> **Problem to work on**
Write out the whole of the material exactly.

--- Begin Exercise material ---

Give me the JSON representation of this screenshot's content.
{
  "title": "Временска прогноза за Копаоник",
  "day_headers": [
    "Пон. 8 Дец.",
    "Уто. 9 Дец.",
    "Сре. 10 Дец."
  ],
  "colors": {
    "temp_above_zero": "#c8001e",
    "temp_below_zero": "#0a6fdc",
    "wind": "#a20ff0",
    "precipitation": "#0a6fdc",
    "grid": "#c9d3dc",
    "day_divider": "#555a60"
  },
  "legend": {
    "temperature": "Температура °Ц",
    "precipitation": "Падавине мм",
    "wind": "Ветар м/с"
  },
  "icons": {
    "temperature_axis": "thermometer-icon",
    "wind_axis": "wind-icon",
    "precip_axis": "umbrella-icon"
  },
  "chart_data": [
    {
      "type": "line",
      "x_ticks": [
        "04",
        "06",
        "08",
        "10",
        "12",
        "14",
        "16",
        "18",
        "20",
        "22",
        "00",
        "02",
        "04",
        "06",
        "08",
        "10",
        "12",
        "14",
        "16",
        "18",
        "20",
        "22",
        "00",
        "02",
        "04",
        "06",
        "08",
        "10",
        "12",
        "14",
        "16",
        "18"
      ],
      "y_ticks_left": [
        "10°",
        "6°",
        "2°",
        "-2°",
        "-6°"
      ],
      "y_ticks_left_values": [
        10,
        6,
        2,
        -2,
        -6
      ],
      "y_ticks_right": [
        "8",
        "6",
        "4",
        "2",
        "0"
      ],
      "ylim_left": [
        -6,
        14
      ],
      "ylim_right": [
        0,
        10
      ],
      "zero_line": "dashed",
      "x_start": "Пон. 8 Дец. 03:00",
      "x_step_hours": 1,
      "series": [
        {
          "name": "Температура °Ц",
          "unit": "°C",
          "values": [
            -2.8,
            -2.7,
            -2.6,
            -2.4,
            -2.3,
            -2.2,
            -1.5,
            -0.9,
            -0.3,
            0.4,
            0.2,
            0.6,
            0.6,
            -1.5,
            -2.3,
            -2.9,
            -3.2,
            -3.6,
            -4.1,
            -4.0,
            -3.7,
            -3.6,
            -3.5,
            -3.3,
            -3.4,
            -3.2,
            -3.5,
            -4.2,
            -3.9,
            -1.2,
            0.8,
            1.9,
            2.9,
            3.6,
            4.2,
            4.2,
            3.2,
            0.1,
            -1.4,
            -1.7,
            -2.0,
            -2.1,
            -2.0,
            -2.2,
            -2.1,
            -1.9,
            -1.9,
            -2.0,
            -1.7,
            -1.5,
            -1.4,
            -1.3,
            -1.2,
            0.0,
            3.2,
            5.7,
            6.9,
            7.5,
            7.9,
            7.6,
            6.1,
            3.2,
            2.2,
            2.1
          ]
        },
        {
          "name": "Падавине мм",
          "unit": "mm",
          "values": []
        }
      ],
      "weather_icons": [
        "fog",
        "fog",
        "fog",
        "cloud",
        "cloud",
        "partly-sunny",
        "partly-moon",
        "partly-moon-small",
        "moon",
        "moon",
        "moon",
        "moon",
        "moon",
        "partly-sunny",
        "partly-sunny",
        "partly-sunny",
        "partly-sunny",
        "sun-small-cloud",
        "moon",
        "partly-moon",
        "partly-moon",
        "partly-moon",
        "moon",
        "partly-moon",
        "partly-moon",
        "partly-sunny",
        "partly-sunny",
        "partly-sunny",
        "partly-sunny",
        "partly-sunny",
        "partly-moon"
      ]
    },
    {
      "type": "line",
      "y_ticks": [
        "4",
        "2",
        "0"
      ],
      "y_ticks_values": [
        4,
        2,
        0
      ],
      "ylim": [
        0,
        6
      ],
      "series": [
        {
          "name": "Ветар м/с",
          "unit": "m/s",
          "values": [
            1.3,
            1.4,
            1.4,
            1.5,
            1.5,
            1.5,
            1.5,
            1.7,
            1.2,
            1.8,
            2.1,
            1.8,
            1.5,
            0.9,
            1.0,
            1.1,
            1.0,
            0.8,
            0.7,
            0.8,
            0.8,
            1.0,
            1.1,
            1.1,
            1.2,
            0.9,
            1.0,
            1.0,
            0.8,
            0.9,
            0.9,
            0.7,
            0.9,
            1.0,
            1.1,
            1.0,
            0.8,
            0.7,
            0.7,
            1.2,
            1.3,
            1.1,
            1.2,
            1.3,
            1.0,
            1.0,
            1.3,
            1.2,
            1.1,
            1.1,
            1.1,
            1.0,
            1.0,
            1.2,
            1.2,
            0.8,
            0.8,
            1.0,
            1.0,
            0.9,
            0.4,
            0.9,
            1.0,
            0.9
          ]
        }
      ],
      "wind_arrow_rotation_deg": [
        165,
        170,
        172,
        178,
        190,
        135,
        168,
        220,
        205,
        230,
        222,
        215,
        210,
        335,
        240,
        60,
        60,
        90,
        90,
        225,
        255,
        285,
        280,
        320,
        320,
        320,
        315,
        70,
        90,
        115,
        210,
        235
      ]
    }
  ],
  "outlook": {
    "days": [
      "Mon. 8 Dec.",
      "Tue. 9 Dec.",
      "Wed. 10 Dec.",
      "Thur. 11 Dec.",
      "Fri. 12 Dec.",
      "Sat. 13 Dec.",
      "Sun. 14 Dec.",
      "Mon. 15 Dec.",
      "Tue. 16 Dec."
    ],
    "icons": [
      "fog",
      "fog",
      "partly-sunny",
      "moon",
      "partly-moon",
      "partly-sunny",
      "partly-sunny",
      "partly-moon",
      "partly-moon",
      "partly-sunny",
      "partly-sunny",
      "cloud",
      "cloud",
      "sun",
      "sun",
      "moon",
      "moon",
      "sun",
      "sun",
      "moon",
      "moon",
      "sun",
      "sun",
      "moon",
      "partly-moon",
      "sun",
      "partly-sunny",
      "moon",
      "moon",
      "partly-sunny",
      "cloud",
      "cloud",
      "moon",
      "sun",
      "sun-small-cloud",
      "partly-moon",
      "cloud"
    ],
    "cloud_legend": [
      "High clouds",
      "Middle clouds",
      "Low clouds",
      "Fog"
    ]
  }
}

--- End Exercise material ---

> **Exercise solution**
Give me the JSON representation of this screenshot's content.
{
  "title": "Временска прогноза за Копаоник",
  "day_headers": [
    "Пон. 8 Дец.",
    "Уто. 9 Дец.",
    "Сре. 10 Дец."
  ],
  "colors": {
    "temp_above_zero": "#c8001e",
    "temp_below_zero": "#0a6fdc",
    "wind": "#a20ff0",
    "precipitation": "#0a6fdc",
    "grid": "#c9d3dc",
    "day_divider": "#555a60"
  },
  "legend": {
    "temperature": "Температура °Ц",
    "precipitation": "Падавине мм",
    "wind": "Ветар м/с"
  },
  "icons": {
    "temperature_axis": "thermometer-icon",
    "wind_axis": "wind-icon",
    "precip_axis": "umbrella-icon"
  },
  "chart_data": [
    {
      "type": "line",
      "x_ticks": [
        "04",
        "06",
        "08",
        "10",
        "12",
        "14",
        "16",
        "18",
        "20",
        "22",
        "00",
        "02",
        "04",
        "06",
        "08",
        "10",
        "12",
        "14",
        "16",
        "18",
        "20",
        "22",
        "00",
        "02",
        "04",
        "06",
        "08",
        "10",
        "12",
        "14",
        "16",
        "18"
      ],
      "y_ticks_left": [
        "10°",
        "6°",
        "2°",
        "-2°",
        "-6°"
      ],
      "y_ticks_left_values": [
        10,
        6,
        2,
        -2,
        -6
      ],
      "y_ticks_right": [
        "8",
        "6",
        "4",
        "2",
        "0"
      ],
      "ylim_left": [
        -6,
        14
      ],
      "ylim_right": [
        0,
        10
      ],
      "zero_line": "dashed",
      "x_start": "Пон. 8 Дец. 03:00",
      "x_step_hours": 1,
      "series": [
        {
          "name": "Температура °Ц",
          "unit": "°C",
          "values": [
            -2.8,
            -2.7,
            -2.6,
            -2.4,
            -2.3,
            -2.2,
            -1.5,
            -0.9,
            -0.3,
            0.4,
            0.2,
            0.6,
            0.6,
            -1.5,
            -2.3,
            -2.9,
            -3.2,
            -3.6,
            -4.1,
            -4.0,
            -3.7,
            -3.6,
            -3.5,
            -3.3,
            -3.4,
            -3.2,
            -3.5,
            -4.2,
            -3.9,
            -1.2,
            0.8,
            1.9,
            2.9,
            3.6,
            4.2,
            4.2,
            3.2,
            0.1,
            -1.4,
            -1.7,
            -2.0,
            -2.1,
            -2.0,
            -2.2,
            -2.1,
            -1.9,
            -1.9,
            -2.0,
            -1.7,
            -1.5,
            -1.4,
            -1.3,
            -1.2,
            0.0,
            3.2,
            5.7,
            6.9,
            7.5,
            7.9,
            7.6,
            6.1,
            3.2,
            2.2,
            2.1
          ]
        },
        {
          "name": "Падавине мм",
          "unit": "mm",
          "values": []
        }
      ],
      "weather_icons": [
        "fog",
        "fog",
        "fog",
        "cloud",
        "cloud",
        "partly-sunny",
        "partly-moon",
        "partly-moon-small",
        "moon",
        "moon",
        "moon",
        "moon",
        "moon",
        "partly-sunny",
        "partly-sunny",
        "partly-sunny",
        "partly-sunny",
        "sun-small-cloud",
        "moon",
        "partly-moon",
        "partly-moon",
        "partly-moon",
        "moon",
        "partly-moon",
        "partly-moon",
        "partly-sunny",
        "partly-sunny",
        "partly-sunny",
        "partly-sunny",
        "partly-sunny",
        "partly-moon"
      ]
    },
    {
      "type": "line",
      "y_ticks": [
        "4",
        "2",
        "0"
      ],
      "y_ticks_values": [
        4,
        2,
        0
      ],
      "ylim": [
        0,
        6
      ],
      "series": [
        {
          "name": "Ветар м/с",
          "unit": "m/s",
          "values": [
            1.3,
            1.4,
            1.4,
            1.5,
            1.5,
            1.5,
            1.5,
            1.7,
            1.2,
            1.8,
            2.1,
            1.8,
            1.5,
            0.9,
            1.0,
            1.1,
            1.0,
            0.8,
            0.7,
            0.8,
            0.8,
            1.0,
            1.1,
            1.1,
            1.2,
            0.9,
            1.0,
            1.0,
            0.8,
            0.9,
            0.9,
            0.7,
            0.9,
            1.0,
            1.1,
            1.0,
            0.8,
            0.7,
            0.7,
            1.2,
            1.3,
            1.1,
            1.2,
            1.3,
            1.0,
            1.0,
            1.3,
            1.2,
            1.1,
            1.1,
            1.1,
            1.0,
            1.0,
            1.2,
            1.2,
            0.8,
            0.8,
            1.0,
            1.0,
            0.9,
            0.4,
            0.9,
            1.0,
            0.9
          ]
        }
      ],
      "wind_arrow_rotation_deg": [
        165,
        170,
        172,
        178,
        190,
        135,
        168,
        220,
        205,
        230,
        222,
        215,
        210,
        335,
        240,
        60,
        60,
        90,
        90,
        225,
        255,
        285,
        280,
        320,
        320,
        320,
        315,
        70,
        90,
        115,
        210,
        235
      ]
    }
  ],
  "outlook": {
    "days": [
      "Mon. 8 Dec.",
      "Tue. 9 Dec.",
      "Wed. 10 Dec.",
      "Thur. 11 Dec.",
      "Fri. 12 Dec.",
      "Sat. 13 Dec.",
      "Sun. 14 Dec.",
      "Mon. 15 Dec.",
      "Tue. 16 Dec."
    ],
    "icons": [
      "fog",
      "fog",
      "partly-sunny",
      "moon",
      "partly-moon",
      "partly-sunny",
      "partly-sunny",
      "partly-moon",
      "partly-moon",
      "partly-sunny",
      "partly-sunny",
      "cloud",
      "cloud",
      "sun",
      "sun",
      "moon",
      "moon",
      "sun",
      "sun",
      "moon",
      "moon",
      "sun",
      "sun",
      "moon",
      "partly-moon",
      "sun",
      "partly-sunny",
      "moon",
      "moon",
      "partly-sunny",
      "cloud",
      "cloud",
      "moon",
      "sun",
      "sun-small-cloud",
      "partly-moon",
      "cloud"
    ],
    "cloud_legend": [
      "High clouds",
      "Middle clouds",
      "Low clouds",
      "Fog"
    ]
  }
}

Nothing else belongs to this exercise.